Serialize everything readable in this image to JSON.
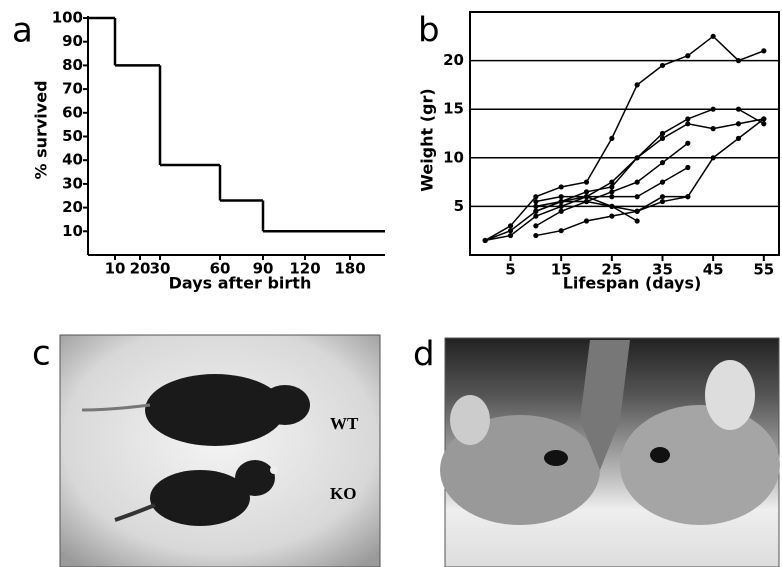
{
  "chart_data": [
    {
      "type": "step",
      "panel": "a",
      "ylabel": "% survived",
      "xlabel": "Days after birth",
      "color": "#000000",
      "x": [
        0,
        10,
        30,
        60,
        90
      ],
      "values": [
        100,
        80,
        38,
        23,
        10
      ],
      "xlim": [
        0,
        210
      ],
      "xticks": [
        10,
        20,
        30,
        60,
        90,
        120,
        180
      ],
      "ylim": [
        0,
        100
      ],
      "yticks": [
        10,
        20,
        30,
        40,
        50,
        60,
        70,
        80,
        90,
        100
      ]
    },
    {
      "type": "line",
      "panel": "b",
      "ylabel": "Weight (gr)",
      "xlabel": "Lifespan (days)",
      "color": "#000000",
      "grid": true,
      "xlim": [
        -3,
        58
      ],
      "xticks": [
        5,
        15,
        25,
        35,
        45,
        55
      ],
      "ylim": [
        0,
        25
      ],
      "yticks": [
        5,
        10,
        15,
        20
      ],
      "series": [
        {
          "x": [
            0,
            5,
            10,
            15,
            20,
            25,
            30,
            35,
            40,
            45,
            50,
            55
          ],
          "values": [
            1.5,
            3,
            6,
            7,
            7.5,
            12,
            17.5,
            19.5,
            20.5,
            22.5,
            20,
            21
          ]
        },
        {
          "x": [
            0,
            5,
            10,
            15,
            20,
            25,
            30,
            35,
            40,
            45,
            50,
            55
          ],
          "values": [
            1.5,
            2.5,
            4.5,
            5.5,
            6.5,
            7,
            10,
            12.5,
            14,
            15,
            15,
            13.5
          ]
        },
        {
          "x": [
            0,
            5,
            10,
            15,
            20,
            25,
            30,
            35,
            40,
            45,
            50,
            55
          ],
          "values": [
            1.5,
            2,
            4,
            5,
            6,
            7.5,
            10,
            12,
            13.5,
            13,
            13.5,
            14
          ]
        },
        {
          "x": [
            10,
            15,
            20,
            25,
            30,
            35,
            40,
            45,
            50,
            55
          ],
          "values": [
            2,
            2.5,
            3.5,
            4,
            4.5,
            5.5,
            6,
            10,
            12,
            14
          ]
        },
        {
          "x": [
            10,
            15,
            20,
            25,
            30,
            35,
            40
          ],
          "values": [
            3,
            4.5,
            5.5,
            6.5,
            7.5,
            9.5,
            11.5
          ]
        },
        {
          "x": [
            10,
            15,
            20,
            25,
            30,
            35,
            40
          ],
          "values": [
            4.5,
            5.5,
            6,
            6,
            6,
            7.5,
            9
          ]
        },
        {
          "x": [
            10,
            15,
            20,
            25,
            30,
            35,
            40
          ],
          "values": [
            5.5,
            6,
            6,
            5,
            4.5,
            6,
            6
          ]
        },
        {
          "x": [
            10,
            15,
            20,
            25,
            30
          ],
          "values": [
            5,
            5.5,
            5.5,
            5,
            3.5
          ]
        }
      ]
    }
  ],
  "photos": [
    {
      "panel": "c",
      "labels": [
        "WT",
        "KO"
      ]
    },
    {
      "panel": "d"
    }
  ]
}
* * *
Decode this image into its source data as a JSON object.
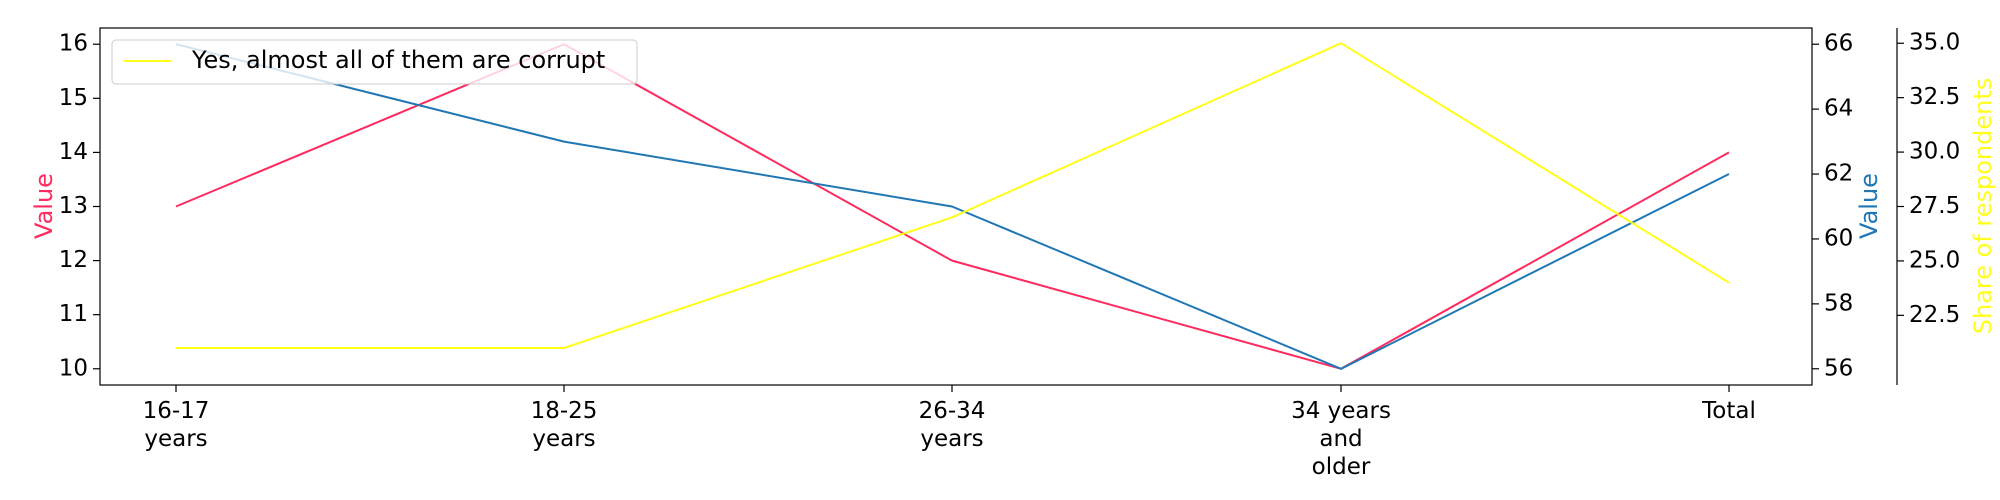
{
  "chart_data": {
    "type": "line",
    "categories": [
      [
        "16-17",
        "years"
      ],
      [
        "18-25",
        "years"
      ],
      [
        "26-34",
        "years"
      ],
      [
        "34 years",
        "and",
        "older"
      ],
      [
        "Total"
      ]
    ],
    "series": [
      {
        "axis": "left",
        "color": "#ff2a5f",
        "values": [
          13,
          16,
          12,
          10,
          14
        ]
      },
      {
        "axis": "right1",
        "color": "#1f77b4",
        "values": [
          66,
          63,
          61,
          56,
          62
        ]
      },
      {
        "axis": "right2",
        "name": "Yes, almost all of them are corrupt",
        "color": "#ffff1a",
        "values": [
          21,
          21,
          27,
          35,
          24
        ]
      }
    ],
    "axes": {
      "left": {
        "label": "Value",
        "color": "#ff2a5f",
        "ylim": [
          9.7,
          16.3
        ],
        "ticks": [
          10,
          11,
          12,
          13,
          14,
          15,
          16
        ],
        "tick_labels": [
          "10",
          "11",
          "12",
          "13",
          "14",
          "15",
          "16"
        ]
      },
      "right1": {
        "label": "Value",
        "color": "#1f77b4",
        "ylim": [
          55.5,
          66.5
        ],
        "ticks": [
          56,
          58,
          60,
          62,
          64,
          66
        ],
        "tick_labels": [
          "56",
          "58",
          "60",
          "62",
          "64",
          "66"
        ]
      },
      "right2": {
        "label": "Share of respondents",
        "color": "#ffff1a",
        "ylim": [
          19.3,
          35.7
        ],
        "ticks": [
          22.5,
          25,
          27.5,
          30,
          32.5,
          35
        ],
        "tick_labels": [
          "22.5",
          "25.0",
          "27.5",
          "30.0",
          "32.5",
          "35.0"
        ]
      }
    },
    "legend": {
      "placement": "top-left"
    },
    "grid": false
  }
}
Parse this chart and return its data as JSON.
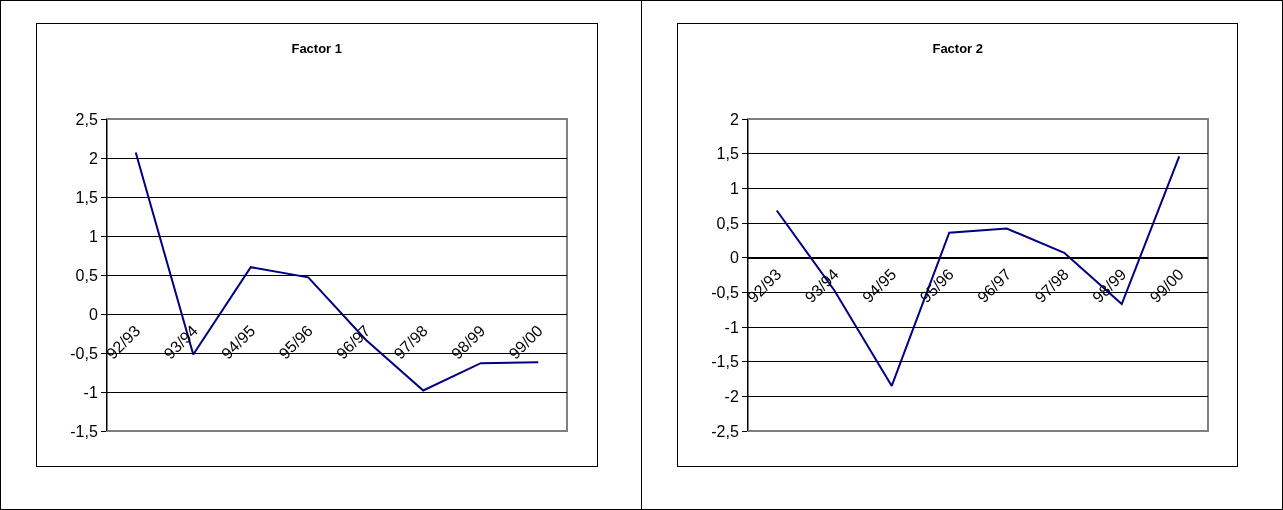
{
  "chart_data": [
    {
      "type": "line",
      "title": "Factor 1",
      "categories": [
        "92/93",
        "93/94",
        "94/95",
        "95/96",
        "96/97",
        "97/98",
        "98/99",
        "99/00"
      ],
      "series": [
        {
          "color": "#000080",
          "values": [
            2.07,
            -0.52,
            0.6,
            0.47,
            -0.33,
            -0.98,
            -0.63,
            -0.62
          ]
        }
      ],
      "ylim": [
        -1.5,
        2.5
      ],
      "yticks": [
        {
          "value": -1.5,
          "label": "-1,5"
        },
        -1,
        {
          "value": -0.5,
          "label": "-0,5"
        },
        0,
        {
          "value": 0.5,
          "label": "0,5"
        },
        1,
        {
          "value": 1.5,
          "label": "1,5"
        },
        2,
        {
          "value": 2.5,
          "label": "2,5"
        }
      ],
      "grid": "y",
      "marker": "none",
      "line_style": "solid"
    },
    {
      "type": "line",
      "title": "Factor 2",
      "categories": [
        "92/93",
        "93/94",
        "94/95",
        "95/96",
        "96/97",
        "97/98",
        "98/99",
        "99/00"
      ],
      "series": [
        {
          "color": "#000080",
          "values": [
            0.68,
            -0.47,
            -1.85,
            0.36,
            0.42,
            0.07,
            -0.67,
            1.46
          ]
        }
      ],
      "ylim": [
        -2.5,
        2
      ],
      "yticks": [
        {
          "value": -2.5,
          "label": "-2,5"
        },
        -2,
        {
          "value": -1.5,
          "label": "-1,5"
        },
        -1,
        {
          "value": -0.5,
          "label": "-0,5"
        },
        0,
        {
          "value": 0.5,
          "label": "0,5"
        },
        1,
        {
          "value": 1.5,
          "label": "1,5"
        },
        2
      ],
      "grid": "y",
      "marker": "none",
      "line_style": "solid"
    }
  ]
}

Work instructions :: Report back each line of the entries that holds the string "this".

Task answer ::
Serialize everything readable in this image to JSON.
Decode this image into its source data as a JSON object.
Parse this chart and return its data as JSON.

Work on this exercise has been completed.